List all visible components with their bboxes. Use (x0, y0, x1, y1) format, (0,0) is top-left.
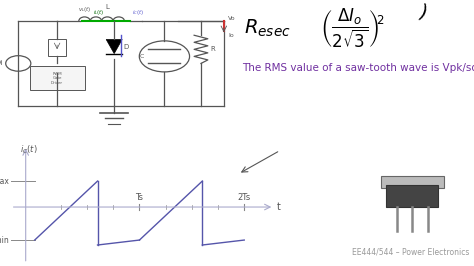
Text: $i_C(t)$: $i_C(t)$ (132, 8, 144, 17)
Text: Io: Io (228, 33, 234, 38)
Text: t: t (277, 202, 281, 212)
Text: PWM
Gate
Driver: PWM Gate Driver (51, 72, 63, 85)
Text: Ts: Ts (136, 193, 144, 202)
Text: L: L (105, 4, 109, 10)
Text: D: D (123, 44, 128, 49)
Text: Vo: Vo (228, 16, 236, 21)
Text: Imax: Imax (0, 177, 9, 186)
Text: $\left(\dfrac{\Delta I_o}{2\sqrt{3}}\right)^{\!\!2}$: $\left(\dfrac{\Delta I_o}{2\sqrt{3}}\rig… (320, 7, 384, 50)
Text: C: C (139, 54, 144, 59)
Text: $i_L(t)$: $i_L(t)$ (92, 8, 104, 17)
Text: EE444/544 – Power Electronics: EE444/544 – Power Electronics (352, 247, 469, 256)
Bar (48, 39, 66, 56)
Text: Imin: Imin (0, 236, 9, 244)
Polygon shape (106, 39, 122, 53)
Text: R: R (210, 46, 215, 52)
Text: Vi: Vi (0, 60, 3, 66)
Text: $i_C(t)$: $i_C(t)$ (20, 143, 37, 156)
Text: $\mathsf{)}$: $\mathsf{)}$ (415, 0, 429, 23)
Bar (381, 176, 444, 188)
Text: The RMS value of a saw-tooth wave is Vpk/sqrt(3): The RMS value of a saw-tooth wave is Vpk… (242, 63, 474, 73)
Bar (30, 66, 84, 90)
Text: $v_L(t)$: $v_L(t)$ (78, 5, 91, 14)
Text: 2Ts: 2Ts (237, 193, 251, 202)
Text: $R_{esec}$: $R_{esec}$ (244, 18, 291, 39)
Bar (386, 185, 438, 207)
--
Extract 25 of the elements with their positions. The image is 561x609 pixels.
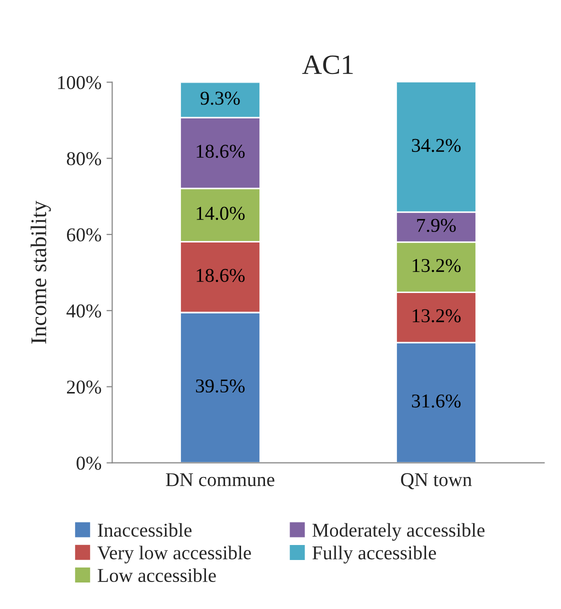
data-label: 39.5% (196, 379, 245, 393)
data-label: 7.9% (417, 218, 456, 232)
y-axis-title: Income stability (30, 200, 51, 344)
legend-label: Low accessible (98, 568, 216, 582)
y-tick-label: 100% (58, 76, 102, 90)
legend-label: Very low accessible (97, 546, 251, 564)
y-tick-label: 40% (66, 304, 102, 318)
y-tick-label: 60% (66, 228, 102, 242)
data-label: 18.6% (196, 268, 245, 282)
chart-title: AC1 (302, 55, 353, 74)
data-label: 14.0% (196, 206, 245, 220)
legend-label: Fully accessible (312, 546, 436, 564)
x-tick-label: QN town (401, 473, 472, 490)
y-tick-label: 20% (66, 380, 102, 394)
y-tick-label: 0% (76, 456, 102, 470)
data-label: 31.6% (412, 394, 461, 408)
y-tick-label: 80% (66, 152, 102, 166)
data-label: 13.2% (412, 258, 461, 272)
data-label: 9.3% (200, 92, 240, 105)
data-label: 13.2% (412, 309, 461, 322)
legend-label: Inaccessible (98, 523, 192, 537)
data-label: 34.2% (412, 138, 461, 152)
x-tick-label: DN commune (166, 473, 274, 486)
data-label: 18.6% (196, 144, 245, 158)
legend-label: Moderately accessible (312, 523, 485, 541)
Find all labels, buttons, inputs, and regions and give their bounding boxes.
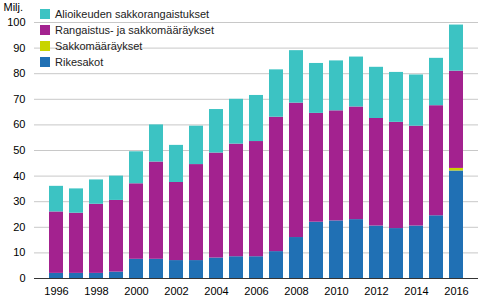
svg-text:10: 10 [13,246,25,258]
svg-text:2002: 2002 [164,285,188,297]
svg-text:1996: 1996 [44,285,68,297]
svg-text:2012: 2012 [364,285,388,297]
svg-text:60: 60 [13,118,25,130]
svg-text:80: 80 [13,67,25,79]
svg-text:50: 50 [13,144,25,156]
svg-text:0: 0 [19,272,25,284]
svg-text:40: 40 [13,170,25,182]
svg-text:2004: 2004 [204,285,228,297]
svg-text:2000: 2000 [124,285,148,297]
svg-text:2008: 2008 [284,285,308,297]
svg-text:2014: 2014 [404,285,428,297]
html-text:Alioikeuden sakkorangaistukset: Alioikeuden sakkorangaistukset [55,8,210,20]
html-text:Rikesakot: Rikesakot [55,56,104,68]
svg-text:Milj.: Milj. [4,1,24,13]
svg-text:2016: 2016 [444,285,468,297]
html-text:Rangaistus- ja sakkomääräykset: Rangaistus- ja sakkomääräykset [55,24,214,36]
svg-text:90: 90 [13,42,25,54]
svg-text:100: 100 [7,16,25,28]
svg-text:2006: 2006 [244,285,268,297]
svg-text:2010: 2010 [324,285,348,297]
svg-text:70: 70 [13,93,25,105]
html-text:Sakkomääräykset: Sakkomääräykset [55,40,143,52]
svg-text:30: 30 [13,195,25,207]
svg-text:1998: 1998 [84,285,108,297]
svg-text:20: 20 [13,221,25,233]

**Written problem**
Turn the listing above, from the line containing "Text: $i_C(t)$: $i_C(t)$ (132, 8, 144, 17)" through the line containing "Bar (386, 185, 438, 207)", into a Markdown table with a "No." column for the row number and an "Entry" column for the line. Leave out any blank lines.

**Exercise result**
| No. | Entry |
|---|---|
| 1 | Text: $i_C(t)$: $i_C(t)$ (132, 8, 144, 17) |
| 2 | Text: Io: Io (228, 33, 234, 38) |
| 3 | Text: t: t (277, 202, 281, 212) |
| 4 | Text: PWM |
| 5 | Gate |
| 6 | Driver: PWM Gate Driver (51, 72, 63, 85) |
| 7 | Text: Ts: Ts (136, 193, 144, 202) |
| 8 | Text: L: L (105, 4, 109, 10) |
| 9 | Text: D: D (123, 44, 128, 49) |
| 10 | Text: Vo: Vo (228, 16, 236, 21) |
| 11 | Text: Imax: Imax (0, 177, 9, 186) |
| 12 | Text: $\left(\dfrac{\Delta I_o}{2\sqrt{3}}\right)^{\!\!2}$: $\left(\dfrac{\Delta I_o}{2\sqrt{3}}\rig… (320, 7, 384, 50) |
| 13 | Text: C: C (139, 54, 144, 59) |
| 14 | Text: $i_L(t)$: $i_L(t)$ (92, 8, 104, 17) |
| 15 | Text: EE444/544 – Power Electronics: EE444/544 – Power Electronics (352, 247, 469, 256) |
| 16 | Bar (48, 39, 66, 56) |
| 17 | Text: Imin: Imin (0, 236, 9, 244) |
| 18 | Polygon shape (106, 39, 122, 53) |
| 19 | Text: R: R (210, 46, 215, 52) |
| 20 | Text: Vi: Vi (0, 60, 3, 66) |
| 21 | Text: $i_C(t)$: $i_C(t)$ (20, 143, 37, 156) |
| 22 | Text: $\mathsf{)}$: $\mathsf{)}$ (415, 0, 429, 23) |
| 23 | Bar (381, 176, 444, 188) |
| 24 | Text: The RMS value of a saw-tooth wave is Vpk/sqrt(3): The RMS value of a saw-tooth wave is Vpk… (242, 63, 474, 73) |
| 25 | Bar (30, 66, 84, 90) |
| 26 | Text: $v_L(t)$: $v_L(t)$ (78, 5, 91, 14) |
| 27 | Text: 2Ts: 2Ts (237, 193, 251, 202) |
| 28 | Text: $R_{esec}$: $R_{esec}$ (244, 18, 291, 39) |
| 29 | Bar (386, 185, 438, 207) |